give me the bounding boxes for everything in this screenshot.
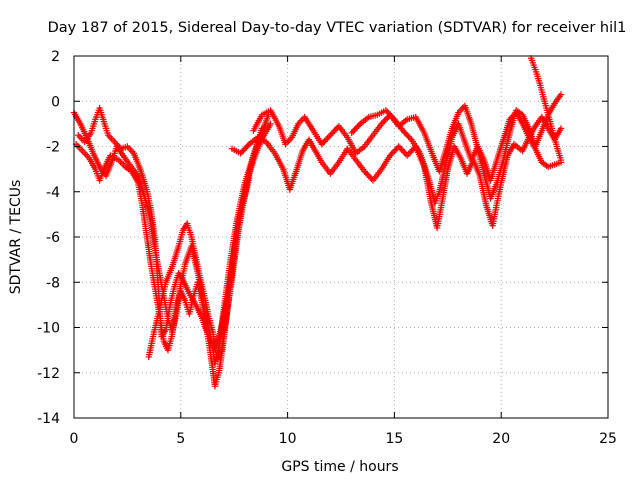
data-point [405, 133, 412, 140]
data-point [362, 169, 370, 177]
x-tick-label: 25 [599, 431, 617, 447]
y-tick-label: 2 [51, 49, 60, 65]
data-point [324, 135, 331, 142]
data-point [385, 110, 392, 117]
data-point [238, 148, 246, 155]
data-point [384, 114, 391, 122]
data-point [381, 117, 388, 125]
data-point [327, 131, 334, 139]
data-point [404, 152, 411, 159]
data-point [392, 146, 400, 153]
data-point [386, 152, 394, 159]
data-point [388, 113, 395, 120]
data-point [557, 91, 565, 98]
data-point [378, 120, 385, 128]
data-point [352, 125, 360, 132]
x-axis-label: GPS time / hours [281, 459, 398, 475]
x-tick-label: 15 [385, 431, 403, 447]
data-point [328, 130, 335, 137]
data-point [320, 139, 327, 146]
data-point [401, 128, 408, 136]
data-point [382, 116, 390, 123]
data-point [386, 111, 394, 119]
data-point [396, 144, 404, 152]
data-point [355, 122, 362, 129]
data-point [389, 149, 397, 156]
data-point [348, 129, 355, 137]
data-point [240, 147, 247, 154]
data-point [354, 123, 361, 131]
data-point [402, 130, 409, 137]
series-track-g [527, 55, 565, 164]
data-point [365, 172, 372, 180]
data-point [388, 150, 395, 158]
data-point [244, 142, 251, 149]
data-point [557, 156, 565, 164]
data-point [401, 149, 408, 156]
data-point [332, 125, 340, 133]
y-axis-label: SDTVAR / TECUs [8, 180, 24, 295]
data-point [399, 147, 407, 155]
data-point [382, 107, 390, 114]
data-point [325, 133, 333, 140]
data-point [389, 114, 397, 122]
data-point [399, 127, 407, 134]
data-points [70, 55, 565, 390]
data-point [405, 150, 412, 158]
y-tick-label: -2 [46, 140, 60, 156]
data-point [364, 171, 371, 178]
data-point [318, 141, 325, 148]
x-tick-label: 10 [279, 431, 297, 447]
data-point [408, 147, 415, 155]
x-tick-label: 0 [70, 431, 79, 447]
data-point [241, 145, 249, 152]
y-tick-label: -12 [37, 366, 60, 382]
data-point [267, 120, 274, 128]
y-tick-label: -8 [46, 275, 60, 291]
data-point [398, 146, 405, 153]
data-point [322, 136, 330, 143]
data-point [321, 138, 328, 145]
data-point [557, 125, 565, 132]
data-point [245, 174, 253, 182]
data-point [406, 149, 414, 156]
data-point [395, 143, 402, 150]
x-tick-label: 20 [492, 431, 510, 447]
series-track-h [72, 141, 253, 390]
data-point [329, 128, 337, 136]
data-point [331, 127, 338, 134]
x-tick-label: 5 [176, 431, 185, 447]
data-point [351, 126, 358, 134]
data-point [406, 135, 414, 142]
y-tick-label: -6 [46, 230, 60, 246]
chart-title: Day 187 of 2015, Sidereal Day-to-day VTE… [48, 20, 627, 36]
y-tick-label: -4 [46, 185, 60, 201]
data-point [361, 168, 368, 175]
data-point [237, 150, 244, 157]
y-tick-label: -10 [37, 321, 60, 337]
data-point [379, 119, 387, 126]
data-point [366, 174, 374, 181]
y-tick-label: -14 [37, 411, 60, 427]
data-point [384, 108, 391, 116]
series-track-d [228, 134, 565, 232]
data-point [391, 147, 398, 155]
data-point [243, 144, 250, 151]
data-point [404, 131, 411, 139]
y-tick-label: 0 [51, 94, 60, 110]
data-point [349, 128, 357, 135]
data-point [258, 125, 266, 132]
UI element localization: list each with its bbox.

**What is expected**
How many lines in the rows above contain the string "axis"? Reply with the number alone.

**Expected answer**
2